## INSTRUCTIONS TO FOLLOW
Lay out every line of the rows below as a JSON list of strings, one string per line, and leave out the blank lines.

--- START INFORMATION PROVIDED ---

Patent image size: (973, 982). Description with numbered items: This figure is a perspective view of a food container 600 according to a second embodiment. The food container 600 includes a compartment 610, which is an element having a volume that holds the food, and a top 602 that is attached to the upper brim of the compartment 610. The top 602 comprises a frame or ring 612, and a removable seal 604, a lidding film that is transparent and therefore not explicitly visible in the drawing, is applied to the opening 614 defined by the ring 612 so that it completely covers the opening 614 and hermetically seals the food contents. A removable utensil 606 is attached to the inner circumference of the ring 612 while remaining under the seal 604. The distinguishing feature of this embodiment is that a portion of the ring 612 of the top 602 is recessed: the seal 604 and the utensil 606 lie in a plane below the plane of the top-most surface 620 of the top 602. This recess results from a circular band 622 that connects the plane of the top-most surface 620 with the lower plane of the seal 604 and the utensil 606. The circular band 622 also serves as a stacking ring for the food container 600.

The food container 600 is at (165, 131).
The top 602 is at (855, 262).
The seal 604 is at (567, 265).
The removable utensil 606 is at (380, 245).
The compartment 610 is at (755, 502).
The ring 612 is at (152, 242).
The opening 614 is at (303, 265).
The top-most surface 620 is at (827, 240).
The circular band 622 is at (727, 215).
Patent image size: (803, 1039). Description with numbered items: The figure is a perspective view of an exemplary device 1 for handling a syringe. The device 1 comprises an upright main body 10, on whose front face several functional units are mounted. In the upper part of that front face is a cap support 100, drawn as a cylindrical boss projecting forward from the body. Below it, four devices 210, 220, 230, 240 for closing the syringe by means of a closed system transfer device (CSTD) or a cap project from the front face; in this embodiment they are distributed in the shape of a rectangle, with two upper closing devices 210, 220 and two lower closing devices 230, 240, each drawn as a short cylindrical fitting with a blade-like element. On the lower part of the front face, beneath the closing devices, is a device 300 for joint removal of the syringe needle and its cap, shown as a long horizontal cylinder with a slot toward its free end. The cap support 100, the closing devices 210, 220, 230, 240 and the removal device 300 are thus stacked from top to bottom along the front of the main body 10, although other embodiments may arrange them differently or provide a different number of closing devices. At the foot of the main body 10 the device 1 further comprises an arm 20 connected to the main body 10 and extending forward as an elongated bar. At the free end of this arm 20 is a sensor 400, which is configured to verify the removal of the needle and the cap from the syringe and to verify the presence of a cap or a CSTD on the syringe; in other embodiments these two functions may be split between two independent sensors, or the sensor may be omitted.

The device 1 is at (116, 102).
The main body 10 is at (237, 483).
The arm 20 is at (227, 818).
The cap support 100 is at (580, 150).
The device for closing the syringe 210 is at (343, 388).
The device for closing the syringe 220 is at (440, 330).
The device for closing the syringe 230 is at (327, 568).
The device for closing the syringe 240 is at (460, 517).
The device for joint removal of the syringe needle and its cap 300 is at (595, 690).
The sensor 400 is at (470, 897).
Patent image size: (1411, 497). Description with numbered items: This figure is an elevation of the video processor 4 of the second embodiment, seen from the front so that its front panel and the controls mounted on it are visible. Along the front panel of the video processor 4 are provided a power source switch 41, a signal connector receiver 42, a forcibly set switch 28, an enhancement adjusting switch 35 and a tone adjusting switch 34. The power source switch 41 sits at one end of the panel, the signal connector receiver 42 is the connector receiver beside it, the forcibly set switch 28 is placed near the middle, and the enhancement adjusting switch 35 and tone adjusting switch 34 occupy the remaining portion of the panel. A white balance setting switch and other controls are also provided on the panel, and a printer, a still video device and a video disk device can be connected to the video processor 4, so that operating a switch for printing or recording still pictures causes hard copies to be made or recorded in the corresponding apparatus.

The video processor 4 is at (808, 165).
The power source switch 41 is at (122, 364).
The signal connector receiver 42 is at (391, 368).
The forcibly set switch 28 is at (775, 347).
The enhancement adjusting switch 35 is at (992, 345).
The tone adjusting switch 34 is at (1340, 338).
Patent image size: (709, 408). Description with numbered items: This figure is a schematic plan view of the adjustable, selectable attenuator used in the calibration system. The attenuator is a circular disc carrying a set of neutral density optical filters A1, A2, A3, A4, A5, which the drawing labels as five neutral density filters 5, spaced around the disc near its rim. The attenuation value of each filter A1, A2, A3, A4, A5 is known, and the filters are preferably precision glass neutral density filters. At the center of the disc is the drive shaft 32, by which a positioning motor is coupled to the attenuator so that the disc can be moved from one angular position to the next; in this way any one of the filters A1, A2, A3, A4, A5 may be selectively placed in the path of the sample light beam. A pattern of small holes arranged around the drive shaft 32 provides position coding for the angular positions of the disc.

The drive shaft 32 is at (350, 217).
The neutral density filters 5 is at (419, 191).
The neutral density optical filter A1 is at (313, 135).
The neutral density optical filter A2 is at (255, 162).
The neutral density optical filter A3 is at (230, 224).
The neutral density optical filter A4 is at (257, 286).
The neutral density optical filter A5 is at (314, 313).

--- END INFORMATION PROVIDED ---

## RESULT
[
  "Patent image size: (973, 982). Description with numbered items: This figure is a perspective view of a food container 600 according to a second embodiment. The food container 600 includes a compartment 610, which is an element having a volume that holds the food, and a top 602 that is attached to the upper brim of the compartment 610. The top 602 comprises a frame or ring 612, and a removable seal 604, a lidding film that is transparent and therefore not explicitly visible in the drawing, is applied to the opening 614 defined by the ring 612 so that it completely covers the opening 614 and hermetically seals the food contents. A removable utensil 606 is attached to the inner circumference of the ring 612 while remaining under the seal 604. The distinguishing feature of this embodiment is that a portion of the ring 612 of the top 602 is recessed: the seal 604 and the utensil 606 lie in a plane below the plane of the top-most surface 620 of the top 602. This recess results from a circular band 622 that connects the plane of the top-most surface 620 with the lower plane of the seal 604 and the utensil 606. The circular band 622 also serves as a stacking ring for the food container 600.",
  "The food container 600 is at (165, 131).",
  "The top 602 is at (855, 262).",
  "The seal 604 is at (567, 265).",
  "The removable utensil 606 is at (380, 245).",
  "The compartment 610 is at (755, 502).",
  "The ring 612 is at (152, 242).",
  "The opening 614 is at (303, 265).",
  "The top-most surface 620 is at (827, 240).",
  "The circular band 622 is at (727, 215).",
  "Patent image size: (803, 1039). Description with numbered items: The figure is a perspective view of an exemplary device 1 for handling a syringe. The device 1 comprises an upright main body 10, on whose front face several functional units are mounted. In the upper part of that front face is a cap support 100, drawn as a cylindrical boss projecting forward from the body. Below it, four devices 210, 220, 230, 240 for closing the syringe by means of a closed system transfer device (CSTD) or a cap project from the front face; in this embodiment they are distributed in the shape of a rectangle, with two upper closing devices 210, 220 and two lower closing devices 230, 240, each drawn as a short cylindrical fitting with a blade-like element. On the lower part of the front face, beneath the closing devices, is a device 300 for joint removal of the syringe needle and its cap, shown as a long horizontal cylinder with a slot toward its free end. The cap support 100, the closing devices 210, 220, 230, 240 and the removal device 300 are thus stacked from top to bottom along the front of the main body 10, although other embodiments may arrange them differently or provide a different number of closing devices. At the foot of the main body 10 the device 1 further comprises an arm 20 connected to the main body 10 and extending forward as an elongated bar. At the free end of this arm 20 is a sensor 400, which is configured to verify the removal of the needle and the cap from the syringe and to verify the presence of a cap or a CSTD on the syringe; in other embodiments these two functions may be split between two independent sensors, or the sensor may be omitted.",
  "The device 1 is at (116, 102).",
  "The main body 10 is at (237, 483).",
  "The arm 20 is at (227, 818).",
  "The cap support 100 is at (580, 150).",
  "The device for closing the syringe 210 is at (343, 388).",
  "The device for closing the syringe 220 is at (440, 330).",
  "The device for closing the syringe 230 is at (327, 568).",
  "The device for closing the syringe 240 is at (460, 517).",
  "The device for joint removal of the syringe needle and its cap 300 is at (595, 690).",
  "The sensor 400 is at (470, 897).",
  "Patent image size: (1411, 497). Description with numbered items: This figure is an elevation of the video processor 4 of the second embodiment, seen from the front so that its front panel and the controls mounted on it are visible. Along the front panel of the video processor 4 are provided a power source switch 41, a signal connector receiver 42, a forcibly set switch 28, an enhancement adjusting switch 35 and a tone adjusting switch 34. The power source switch 41 sits at one end of the panel, the signal connector receiver 42 is the connector receiver beside it, the forcibly set switch 28 is placed near the middle, and the enhancement adjusting switch 35 and tone adjusting switch 34 occupy the remaining portion of the panel. A white balance setting switch and other controls are also provided on the panel, and a printer, a still video device and a video disk device can be connected to the video processor 4, so that operating a switch for printing or recording still pictures causes hard copies to be made or recorded in the corresponding apparatus.",
  "The video processor 4 is at (808, 165).",
  "The power source switch 41 is at (122, 364).",
  "The signal connector receiver 42 is at (391, 368).",
  "The forcibly set switch 28 is at (775, 347).",
  "The enhancement adjusting switch 35 is at (992, 345).",
  "The tone adjusting switch 34 is at (1340, 338).",
  "Patent image size: (709, 408). Description with numbered items: This figure is a schematic plan view of the adjustable, selectable attenuator used in the calibration system. The attenuator is a circular disc carrying a set of neutral density optical filters A1, A2, A3, A4, A5, which the drawing labels as five neutral density filters 5, spaced around the disc near its rim. The attenuation value of each filter A1, A2, A3, A4, A5 is known, and the filters are preferably precision glass neutral density filters. At the center of the disc is the drive shaft 32, by which a positioning motor is coupled to the attenuator so that the disc can be moved from one angular position to the next; in this way any one of the filters A1, A2, A3, A4, A5 may be selectively placed in the path of the sample light beam. A pattern of small holes arranged around the drive shaft 32 provides position coding for the angular positions of the disc.",
  "The drive shaft 32 is at (350, 217).",
  "The neutral density filters 5 is at (419, 191).",
  "The neutral density optical filter A1 is at (313, 135).",
  "The neutral density optical filter A2 is at (255, 162).",
  "The neutral density optical filter A3 is at (230, 224).",
  "The neutral density optical filter A4 is at (257, 286).",
  "The neutral density optical filter A5 is at (314, 313)."
]